Description of the task >>
Looking at the data below, count the lines that contain the string "checkbox". Write only the total.

▼

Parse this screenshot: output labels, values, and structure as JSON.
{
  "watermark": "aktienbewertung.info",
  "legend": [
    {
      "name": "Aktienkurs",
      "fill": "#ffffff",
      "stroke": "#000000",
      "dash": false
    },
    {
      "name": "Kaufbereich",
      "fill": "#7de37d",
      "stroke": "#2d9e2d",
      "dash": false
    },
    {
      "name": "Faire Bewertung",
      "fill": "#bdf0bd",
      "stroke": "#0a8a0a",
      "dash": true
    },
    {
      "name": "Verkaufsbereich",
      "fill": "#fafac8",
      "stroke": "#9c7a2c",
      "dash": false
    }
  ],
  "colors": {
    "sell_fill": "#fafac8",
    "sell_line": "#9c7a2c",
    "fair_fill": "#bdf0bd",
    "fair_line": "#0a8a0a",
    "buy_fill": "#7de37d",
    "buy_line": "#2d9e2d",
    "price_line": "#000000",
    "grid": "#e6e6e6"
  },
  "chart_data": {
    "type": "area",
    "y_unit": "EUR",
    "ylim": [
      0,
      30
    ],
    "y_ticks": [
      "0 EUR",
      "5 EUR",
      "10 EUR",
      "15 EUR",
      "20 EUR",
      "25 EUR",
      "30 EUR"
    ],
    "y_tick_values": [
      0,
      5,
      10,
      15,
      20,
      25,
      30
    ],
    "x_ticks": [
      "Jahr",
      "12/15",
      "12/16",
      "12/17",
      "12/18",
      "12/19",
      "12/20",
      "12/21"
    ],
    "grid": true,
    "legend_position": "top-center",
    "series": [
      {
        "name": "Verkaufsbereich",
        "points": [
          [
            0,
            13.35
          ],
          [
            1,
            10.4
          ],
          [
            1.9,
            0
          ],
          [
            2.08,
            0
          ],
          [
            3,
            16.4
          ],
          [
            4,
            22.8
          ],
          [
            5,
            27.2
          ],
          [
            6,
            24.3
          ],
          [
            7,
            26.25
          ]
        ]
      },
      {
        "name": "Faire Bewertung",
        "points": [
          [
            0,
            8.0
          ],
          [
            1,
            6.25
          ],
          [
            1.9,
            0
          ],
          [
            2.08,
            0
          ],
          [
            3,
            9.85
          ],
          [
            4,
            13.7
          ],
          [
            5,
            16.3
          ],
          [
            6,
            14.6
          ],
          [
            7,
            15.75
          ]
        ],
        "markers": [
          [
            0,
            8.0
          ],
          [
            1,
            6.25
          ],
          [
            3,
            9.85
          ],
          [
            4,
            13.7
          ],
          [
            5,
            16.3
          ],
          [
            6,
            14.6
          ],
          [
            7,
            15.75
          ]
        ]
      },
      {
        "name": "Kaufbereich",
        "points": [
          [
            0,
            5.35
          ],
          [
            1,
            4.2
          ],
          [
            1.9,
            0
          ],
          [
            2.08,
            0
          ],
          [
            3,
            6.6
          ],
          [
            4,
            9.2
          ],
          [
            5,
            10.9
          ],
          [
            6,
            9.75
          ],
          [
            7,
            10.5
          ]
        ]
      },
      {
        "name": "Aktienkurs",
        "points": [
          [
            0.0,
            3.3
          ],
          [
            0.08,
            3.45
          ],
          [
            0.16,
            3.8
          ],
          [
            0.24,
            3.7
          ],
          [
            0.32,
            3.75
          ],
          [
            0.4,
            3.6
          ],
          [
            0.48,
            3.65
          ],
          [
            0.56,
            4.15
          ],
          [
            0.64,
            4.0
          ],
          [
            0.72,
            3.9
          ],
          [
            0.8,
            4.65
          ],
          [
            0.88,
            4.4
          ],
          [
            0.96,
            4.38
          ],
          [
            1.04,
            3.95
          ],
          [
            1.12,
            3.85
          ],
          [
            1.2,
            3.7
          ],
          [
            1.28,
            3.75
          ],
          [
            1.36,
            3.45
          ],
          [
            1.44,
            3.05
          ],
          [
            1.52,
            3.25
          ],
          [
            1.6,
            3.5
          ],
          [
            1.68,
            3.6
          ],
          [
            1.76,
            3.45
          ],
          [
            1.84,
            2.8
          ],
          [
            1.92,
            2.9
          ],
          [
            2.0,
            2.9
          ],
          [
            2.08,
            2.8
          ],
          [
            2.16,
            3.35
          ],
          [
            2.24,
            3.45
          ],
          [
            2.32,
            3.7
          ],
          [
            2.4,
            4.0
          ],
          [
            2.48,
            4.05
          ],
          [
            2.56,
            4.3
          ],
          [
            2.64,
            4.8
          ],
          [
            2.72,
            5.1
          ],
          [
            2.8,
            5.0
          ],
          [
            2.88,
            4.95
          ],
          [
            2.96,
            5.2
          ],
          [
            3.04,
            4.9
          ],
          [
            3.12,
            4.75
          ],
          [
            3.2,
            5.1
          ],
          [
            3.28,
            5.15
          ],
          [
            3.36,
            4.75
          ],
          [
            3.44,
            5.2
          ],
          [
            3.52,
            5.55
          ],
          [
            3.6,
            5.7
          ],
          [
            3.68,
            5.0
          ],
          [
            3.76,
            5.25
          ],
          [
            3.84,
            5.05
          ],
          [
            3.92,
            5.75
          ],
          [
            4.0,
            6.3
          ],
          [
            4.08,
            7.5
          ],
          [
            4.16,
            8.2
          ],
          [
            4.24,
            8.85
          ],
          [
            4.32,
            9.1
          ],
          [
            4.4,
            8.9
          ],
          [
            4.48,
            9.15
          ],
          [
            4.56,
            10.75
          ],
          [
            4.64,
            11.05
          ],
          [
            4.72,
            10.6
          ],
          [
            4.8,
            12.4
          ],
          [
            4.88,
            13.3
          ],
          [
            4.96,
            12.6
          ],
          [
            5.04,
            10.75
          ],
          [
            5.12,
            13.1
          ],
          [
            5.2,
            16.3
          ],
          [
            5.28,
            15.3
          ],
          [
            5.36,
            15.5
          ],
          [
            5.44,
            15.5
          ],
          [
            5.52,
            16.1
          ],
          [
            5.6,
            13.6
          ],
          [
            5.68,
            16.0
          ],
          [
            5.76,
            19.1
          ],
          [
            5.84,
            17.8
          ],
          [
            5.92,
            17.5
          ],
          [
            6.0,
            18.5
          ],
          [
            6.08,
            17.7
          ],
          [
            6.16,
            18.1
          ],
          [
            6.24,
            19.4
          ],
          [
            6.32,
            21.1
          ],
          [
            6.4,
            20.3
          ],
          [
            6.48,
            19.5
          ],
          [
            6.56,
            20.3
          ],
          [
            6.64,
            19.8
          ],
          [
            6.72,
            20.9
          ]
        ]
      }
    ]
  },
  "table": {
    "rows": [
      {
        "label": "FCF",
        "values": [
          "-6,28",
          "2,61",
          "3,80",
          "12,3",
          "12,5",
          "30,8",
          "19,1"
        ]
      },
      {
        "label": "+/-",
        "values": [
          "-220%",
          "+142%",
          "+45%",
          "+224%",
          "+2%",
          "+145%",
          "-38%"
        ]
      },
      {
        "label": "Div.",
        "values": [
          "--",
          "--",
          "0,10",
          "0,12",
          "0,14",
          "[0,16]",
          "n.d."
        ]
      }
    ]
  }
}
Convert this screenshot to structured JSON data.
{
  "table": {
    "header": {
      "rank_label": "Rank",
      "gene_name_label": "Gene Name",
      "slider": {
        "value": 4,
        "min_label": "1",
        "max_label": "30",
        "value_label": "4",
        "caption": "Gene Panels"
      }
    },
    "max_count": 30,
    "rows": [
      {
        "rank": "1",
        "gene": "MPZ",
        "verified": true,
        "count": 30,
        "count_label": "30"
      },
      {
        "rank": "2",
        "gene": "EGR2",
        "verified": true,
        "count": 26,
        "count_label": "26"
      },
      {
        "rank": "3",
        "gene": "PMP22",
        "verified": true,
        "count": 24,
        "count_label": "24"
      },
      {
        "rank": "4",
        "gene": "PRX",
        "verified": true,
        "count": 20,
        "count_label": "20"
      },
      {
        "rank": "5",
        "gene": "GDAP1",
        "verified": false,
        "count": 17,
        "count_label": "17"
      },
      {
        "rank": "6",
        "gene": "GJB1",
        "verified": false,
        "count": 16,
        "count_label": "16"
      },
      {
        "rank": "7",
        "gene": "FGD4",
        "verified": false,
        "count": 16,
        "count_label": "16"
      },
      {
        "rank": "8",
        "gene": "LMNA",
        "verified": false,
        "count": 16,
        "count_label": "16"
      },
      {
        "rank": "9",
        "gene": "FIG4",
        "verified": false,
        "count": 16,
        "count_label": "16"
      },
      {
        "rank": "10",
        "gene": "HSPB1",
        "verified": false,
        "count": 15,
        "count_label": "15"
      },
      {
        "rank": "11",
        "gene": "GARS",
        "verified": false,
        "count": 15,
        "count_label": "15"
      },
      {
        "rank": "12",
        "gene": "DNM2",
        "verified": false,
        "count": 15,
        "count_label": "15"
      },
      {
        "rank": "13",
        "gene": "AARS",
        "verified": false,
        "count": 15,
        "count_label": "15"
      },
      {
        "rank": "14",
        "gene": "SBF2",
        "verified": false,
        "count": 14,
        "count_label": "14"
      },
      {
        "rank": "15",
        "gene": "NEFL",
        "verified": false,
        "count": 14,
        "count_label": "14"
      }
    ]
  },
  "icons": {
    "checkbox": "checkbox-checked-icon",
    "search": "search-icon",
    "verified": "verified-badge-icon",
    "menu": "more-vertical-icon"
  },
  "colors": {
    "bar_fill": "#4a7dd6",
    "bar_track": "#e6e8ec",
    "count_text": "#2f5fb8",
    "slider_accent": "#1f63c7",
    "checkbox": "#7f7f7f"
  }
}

▲

Result of this exercise >>
2